(Stored data)
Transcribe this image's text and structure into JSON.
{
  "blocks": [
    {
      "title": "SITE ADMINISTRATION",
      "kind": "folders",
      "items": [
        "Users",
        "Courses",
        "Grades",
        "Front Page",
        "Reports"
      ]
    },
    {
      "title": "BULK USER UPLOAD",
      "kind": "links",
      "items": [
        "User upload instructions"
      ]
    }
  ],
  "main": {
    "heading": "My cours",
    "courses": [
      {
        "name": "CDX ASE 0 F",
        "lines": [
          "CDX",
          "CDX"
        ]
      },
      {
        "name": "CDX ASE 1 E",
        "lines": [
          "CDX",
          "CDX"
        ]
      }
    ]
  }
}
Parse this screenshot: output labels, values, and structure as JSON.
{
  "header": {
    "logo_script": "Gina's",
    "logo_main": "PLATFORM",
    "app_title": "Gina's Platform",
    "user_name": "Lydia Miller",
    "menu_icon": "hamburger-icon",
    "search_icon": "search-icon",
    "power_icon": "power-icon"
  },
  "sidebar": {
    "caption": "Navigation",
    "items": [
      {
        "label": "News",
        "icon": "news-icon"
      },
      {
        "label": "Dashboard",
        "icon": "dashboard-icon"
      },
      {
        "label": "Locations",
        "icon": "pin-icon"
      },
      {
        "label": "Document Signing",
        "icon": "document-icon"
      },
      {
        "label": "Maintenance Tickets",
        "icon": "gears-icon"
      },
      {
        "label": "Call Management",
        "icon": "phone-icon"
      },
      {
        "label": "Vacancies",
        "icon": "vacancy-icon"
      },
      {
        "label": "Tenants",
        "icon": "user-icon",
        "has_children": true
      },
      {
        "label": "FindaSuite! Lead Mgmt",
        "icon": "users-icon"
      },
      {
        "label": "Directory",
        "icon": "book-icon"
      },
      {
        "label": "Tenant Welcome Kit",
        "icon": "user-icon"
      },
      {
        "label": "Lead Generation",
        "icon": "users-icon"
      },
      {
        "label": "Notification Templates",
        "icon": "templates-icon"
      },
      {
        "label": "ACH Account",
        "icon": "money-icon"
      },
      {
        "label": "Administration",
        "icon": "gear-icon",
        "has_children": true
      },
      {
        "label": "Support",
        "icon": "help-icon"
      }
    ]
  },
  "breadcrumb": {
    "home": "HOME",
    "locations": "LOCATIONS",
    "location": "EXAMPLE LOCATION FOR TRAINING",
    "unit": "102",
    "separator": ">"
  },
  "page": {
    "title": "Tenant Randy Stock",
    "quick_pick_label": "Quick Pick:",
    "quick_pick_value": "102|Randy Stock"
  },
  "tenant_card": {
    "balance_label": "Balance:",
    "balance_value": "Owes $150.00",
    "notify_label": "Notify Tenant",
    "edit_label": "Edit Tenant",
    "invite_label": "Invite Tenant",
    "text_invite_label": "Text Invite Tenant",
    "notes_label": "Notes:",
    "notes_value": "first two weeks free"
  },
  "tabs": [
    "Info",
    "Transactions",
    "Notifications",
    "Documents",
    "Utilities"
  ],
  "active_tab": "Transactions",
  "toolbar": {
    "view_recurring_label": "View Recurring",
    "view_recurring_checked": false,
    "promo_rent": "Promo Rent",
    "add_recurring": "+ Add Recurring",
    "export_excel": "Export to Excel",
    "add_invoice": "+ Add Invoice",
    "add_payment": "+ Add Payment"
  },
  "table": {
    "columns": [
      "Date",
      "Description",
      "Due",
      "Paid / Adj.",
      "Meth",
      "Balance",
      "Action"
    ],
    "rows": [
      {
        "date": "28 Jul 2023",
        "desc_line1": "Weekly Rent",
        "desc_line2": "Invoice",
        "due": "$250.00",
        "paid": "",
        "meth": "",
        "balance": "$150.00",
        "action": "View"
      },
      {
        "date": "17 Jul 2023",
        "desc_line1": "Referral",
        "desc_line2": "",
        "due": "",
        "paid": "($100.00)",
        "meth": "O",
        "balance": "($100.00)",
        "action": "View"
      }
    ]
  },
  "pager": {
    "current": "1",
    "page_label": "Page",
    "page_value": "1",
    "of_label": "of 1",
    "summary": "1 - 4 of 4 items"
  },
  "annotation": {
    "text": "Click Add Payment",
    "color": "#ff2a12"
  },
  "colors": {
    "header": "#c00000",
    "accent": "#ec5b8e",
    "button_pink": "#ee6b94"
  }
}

## REQUIREMENTS
Pull out every line of the records that includes the string "Lead".

## FINISHED ANSWER
        "label": "FindaSuite! Lead Mgmt",
        "label": "Lead Generation",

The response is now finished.